[Tareas pendientes]:
1. Responde estas preguntas según el fragmento sobre la escritura de Sime:
(a) ¿Con qué obra de Donoso se compara la escritura de Sime?
(b) ¿Qué utiliza el secuestrador como medio para generar placer?
(c) ¿Qué le dice el hombre a María al instarla a cometer un magnicidio?
2. Devuelve el texto del fragmento sobre la escritura de Sime que va entre "Sime sabe representar" y "de proporciones históricas.", ambos incluidos.

[Fragmento]:

########

La escritura de Sime está más cerca de El lugar sin límites de Donoso, del amor de Manuela –el travesti– por aquel Pancho Vega que la golpea en una zanja deseándola furioso y borracho hasta la dilución, o de la crispación que proyecta la posible intimidad de una casa de adobe en medio de la nada, paisaje donde amanece y oscurece a diario: historias de salvajismo, violaciones, alcoholismo, abusos, violencia física y verbal.
Sime sabe representar esas oscuridades. Un buen ejemplo es la escena donde el deseo, la tortura y la transgresión desdibujan sus límites y el secuestrador somete a María a un juego perverso donde la disfuncionalidad eréctil y la incapacidad del acto sexual son la norma, y un higo el medio para generar un placer racionalmente incomprensible. El amor también es cuerpo y las parejas que más se conocen son aquellas que saben cuál es límite de un dolor en su par, y al mismo tiempo, cuánto pulsar, cuánto apretar para superar ese dolor y llevarlo siempre más allá de ese límite. “Yo a usted, la conozco mejor que nadie”, dice el hombre al instar a María cometer un magnicidio de proporciones históricas.

########

[Extracto de datos]:
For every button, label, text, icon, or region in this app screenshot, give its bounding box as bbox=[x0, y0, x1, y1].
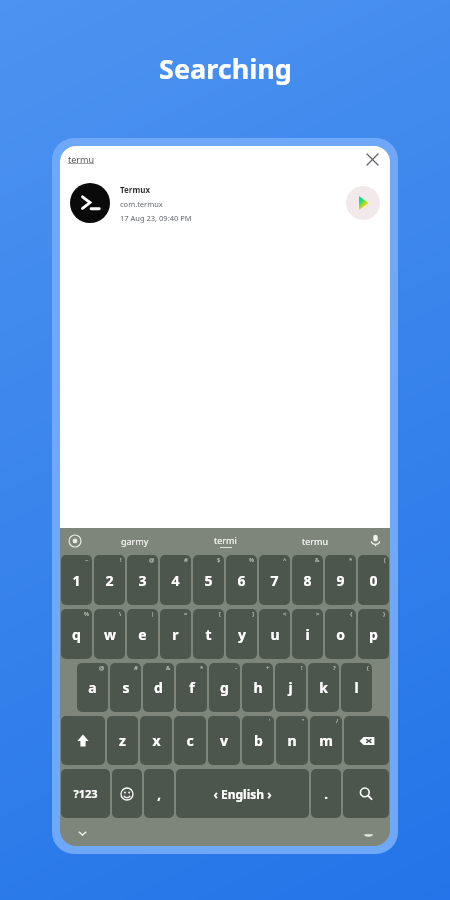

########

[Respuestas por tarea]:
1.
(a) Con El lugar sin límites.
(b) Un higo.
(c) "Yo a usted, la conozco mejor que nadie".

2.
Sime sabe representar esas oscuridades. Un buen ejemplo es la escena donde el deseo, la tortura y la transgresión desdibujan sus límites y el secuestrador somete a María a un juego perverso donde la disfuncionalidad eréctil y la incapacidad del acto sexual son la norma, y un higo el medio para generar un placer racionalmente incomprensible. El amor también es cuerpo y las parejas que más se conocen son aquellas que saben cuál es límite de un dolor en su par, y al mismo tiempo, cuánto pulsar, cuánto apretar para superar ese dolor y llevarlo siempre más allá de ese límite. “Yo a usted, la conozco mejor que nadie”, dice el hombre al instar a María cometer un magnicidio de proporciones históricas.